--- Items from a dataset ---
%%

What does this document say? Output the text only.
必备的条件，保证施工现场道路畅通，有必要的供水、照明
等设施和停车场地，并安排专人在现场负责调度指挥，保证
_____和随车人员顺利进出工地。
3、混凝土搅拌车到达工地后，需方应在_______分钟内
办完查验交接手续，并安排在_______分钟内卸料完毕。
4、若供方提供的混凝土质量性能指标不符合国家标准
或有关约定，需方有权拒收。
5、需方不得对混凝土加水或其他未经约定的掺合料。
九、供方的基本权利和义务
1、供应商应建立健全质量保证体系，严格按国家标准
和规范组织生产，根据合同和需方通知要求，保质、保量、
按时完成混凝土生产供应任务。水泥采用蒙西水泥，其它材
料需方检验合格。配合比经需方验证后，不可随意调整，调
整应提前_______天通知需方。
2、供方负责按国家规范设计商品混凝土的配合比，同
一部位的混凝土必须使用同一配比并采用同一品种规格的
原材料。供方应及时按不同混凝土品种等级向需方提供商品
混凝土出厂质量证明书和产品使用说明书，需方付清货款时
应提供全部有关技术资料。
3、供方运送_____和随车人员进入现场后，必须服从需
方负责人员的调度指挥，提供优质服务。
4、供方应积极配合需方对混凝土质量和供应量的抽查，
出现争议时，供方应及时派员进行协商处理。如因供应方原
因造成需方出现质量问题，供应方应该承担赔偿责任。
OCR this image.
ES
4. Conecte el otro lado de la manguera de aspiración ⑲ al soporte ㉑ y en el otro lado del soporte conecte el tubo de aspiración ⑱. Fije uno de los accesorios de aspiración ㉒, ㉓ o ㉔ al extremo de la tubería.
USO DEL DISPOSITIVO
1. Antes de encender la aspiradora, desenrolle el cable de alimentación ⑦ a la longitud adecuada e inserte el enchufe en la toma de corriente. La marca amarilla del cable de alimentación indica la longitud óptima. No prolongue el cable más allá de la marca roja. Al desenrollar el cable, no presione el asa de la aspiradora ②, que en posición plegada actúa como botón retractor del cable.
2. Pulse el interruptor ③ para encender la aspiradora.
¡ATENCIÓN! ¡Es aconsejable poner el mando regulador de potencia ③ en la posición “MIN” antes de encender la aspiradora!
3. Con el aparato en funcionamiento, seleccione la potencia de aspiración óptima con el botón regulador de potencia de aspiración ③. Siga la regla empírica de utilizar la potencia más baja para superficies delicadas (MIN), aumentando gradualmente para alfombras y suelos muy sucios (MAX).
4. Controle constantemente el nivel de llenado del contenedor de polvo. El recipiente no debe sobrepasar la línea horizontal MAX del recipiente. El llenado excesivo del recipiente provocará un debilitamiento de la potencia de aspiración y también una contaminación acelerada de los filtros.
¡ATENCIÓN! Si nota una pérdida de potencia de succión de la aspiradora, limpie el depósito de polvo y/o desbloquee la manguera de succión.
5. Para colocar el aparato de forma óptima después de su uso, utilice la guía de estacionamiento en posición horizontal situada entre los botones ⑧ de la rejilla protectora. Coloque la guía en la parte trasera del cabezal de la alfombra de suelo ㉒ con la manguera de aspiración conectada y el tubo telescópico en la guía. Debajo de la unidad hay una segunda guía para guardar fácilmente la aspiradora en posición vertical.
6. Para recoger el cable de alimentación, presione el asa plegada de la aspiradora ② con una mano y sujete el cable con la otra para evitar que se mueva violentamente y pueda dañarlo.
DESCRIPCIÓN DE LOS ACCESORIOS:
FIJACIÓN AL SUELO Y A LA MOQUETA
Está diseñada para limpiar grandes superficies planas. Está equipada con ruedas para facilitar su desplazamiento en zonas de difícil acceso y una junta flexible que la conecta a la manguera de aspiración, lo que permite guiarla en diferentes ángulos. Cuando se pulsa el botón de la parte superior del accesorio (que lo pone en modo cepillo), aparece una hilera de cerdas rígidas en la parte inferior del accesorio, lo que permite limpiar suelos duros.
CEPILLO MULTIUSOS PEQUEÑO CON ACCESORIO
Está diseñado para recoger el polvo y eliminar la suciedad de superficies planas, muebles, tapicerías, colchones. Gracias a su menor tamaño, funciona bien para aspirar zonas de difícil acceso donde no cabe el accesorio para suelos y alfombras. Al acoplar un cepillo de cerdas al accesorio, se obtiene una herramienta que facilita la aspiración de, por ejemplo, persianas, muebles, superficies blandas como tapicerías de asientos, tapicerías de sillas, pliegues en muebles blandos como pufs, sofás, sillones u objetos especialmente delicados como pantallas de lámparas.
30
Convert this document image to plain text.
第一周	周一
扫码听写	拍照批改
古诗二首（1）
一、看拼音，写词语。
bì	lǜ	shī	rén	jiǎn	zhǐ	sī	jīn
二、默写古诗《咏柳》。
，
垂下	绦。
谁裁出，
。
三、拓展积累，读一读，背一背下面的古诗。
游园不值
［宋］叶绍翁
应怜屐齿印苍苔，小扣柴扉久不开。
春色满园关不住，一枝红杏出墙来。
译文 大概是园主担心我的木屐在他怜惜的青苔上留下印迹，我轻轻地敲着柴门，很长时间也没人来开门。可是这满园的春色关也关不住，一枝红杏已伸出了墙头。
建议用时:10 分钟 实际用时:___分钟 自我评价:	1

%%

--- Exercise requirements ---
Copy out every line from the records that has the word "image".

--- Task result ---
OCR this image.
Convert this document image to plain text.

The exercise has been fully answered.